■ **Raw records**
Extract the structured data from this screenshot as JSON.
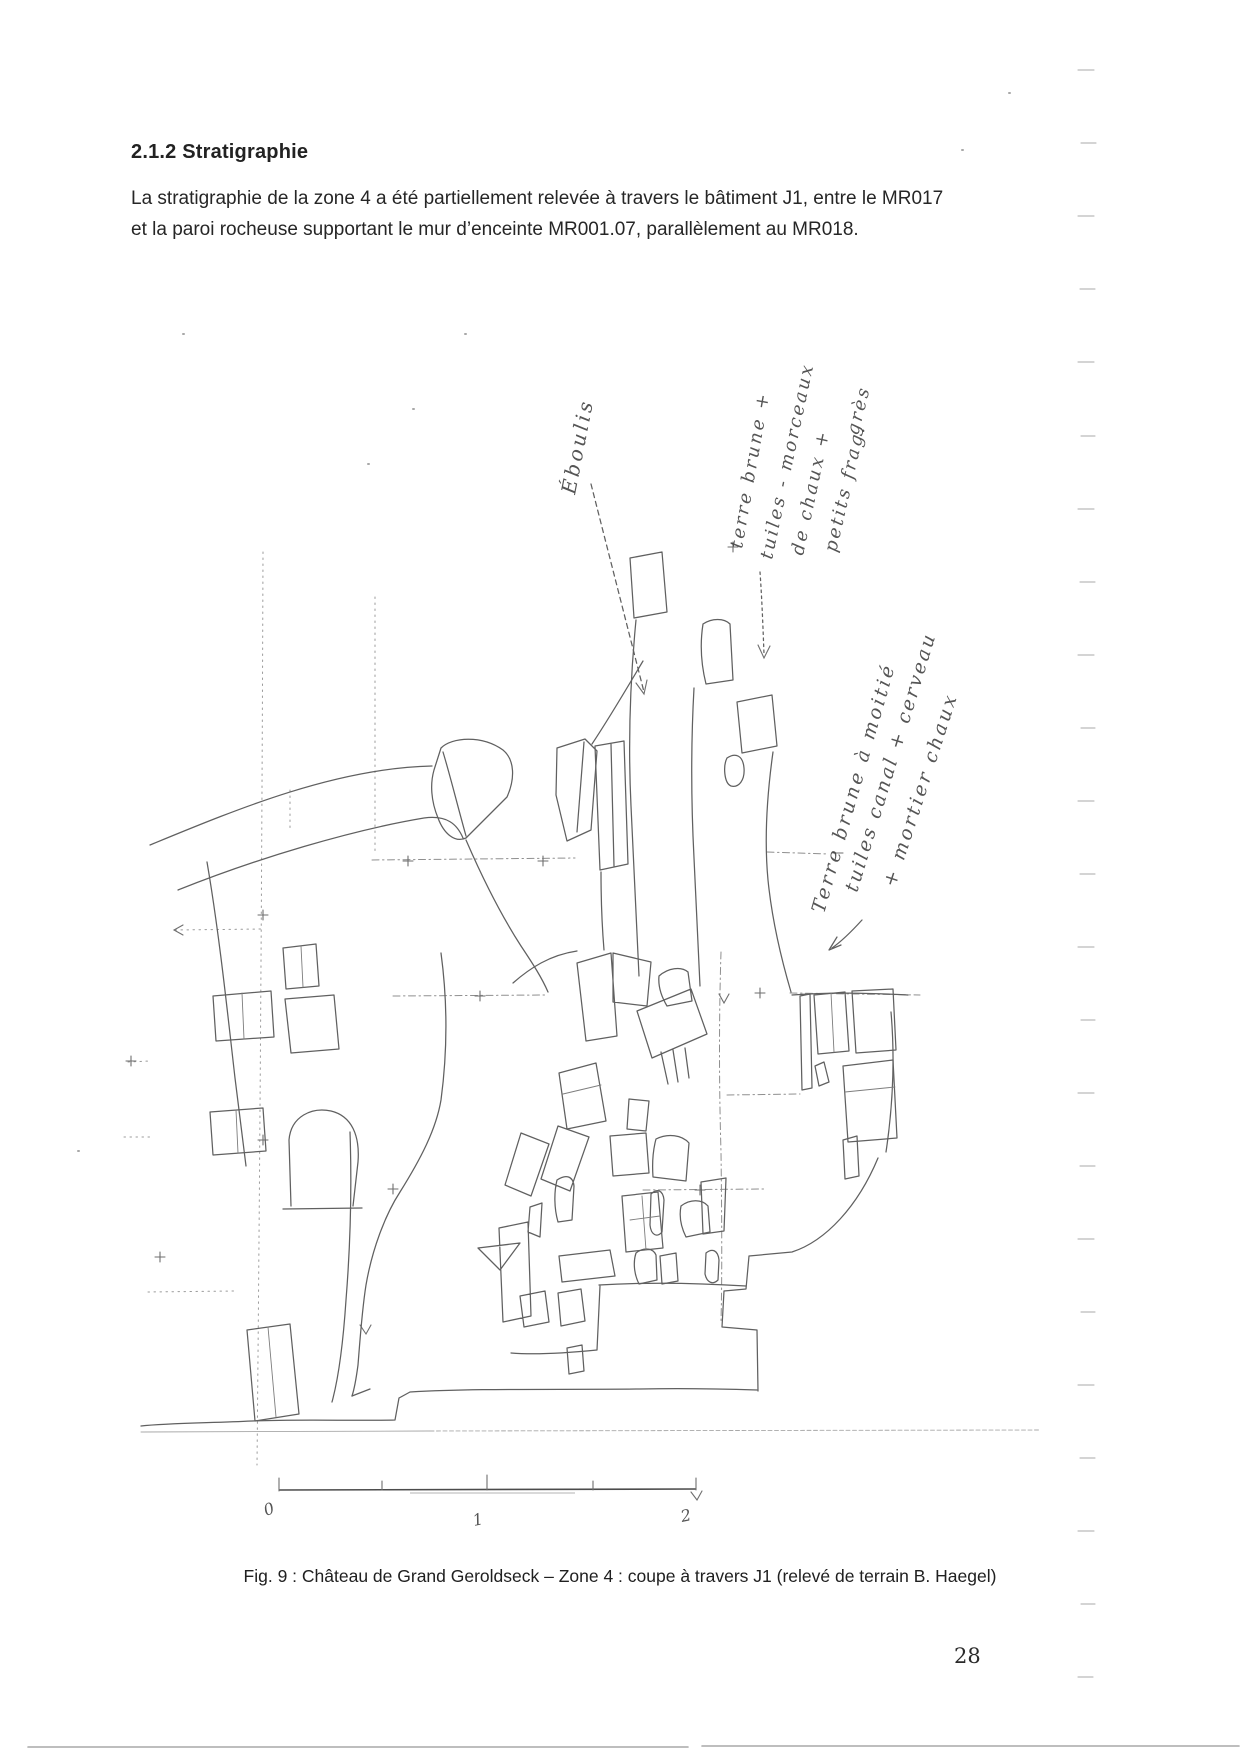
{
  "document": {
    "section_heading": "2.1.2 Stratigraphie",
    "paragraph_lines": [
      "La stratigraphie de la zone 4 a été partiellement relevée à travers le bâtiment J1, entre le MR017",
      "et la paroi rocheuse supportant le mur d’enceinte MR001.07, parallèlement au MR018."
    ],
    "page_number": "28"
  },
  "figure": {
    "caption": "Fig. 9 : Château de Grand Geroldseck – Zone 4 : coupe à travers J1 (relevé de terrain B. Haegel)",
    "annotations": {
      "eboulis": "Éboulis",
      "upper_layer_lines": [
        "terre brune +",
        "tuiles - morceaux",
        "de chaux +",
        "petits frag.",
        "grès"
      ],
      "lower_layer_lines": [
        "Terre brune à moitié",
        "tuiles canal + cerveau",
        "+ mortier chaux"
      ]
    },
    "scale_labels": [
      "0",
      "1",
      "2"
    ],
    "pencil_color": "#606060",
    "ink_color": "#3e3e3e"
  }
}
--
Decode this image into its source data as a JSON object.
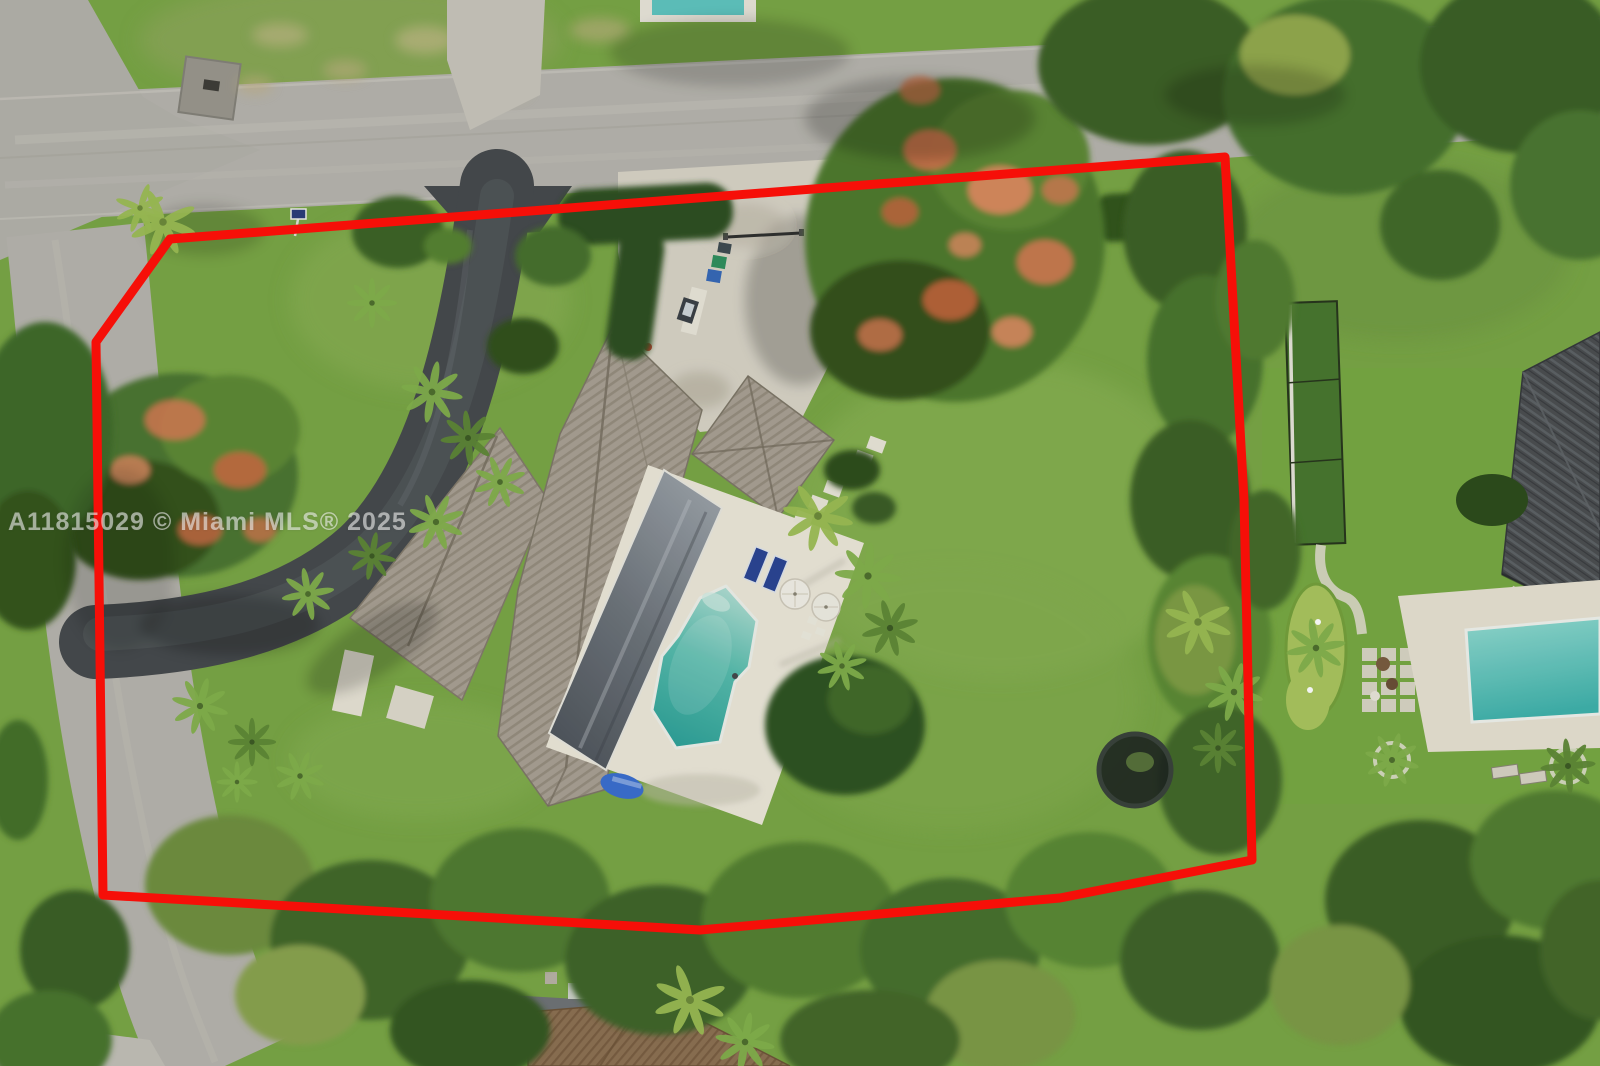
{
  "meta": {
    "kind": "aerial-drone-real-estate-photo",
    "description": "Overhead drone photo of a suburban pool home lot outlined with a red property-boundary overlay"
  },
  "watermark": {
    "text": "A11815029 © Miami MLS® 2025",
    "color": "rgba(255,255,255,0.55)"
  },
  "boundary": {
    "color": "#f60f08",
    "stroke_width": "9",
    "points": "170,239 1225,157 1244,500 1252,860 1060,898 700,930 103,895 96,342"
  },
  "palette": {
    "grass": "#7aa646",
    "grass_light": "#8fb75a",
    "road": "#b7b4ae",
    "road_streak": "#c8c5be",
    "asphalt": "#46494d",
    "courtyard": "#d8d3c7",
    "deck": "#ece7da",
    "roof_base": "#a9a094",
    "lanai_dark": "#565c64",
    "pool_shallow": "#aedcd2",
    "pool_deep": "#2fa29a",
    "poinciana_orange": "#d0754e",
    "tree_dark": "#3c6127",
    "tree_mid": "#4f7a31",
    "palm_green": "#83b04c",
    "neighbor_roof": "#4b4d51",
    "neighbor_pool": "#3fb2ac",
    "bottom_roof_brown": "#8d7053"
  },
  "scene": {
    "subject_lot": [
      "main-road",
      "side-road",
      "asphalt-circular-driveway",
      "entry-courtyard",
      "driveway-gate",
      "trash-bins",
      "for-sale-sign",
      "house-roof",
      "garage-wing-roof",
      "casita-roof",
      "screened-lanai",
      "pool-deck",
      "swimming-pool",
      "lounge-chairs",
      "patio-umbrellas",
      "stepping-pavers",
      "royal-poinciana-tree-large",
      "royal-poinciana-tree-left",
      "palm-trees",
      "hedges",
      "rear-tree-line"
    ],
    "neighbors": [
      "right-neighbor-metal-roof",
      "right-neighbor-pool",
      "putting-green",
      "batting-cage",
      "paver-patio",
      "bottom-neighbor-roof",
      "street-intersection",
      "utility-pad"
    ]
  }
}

■ **What you are asked to do**
Count each line above in which the string "photo" appears, then state only the total.

■ **Written solution**
2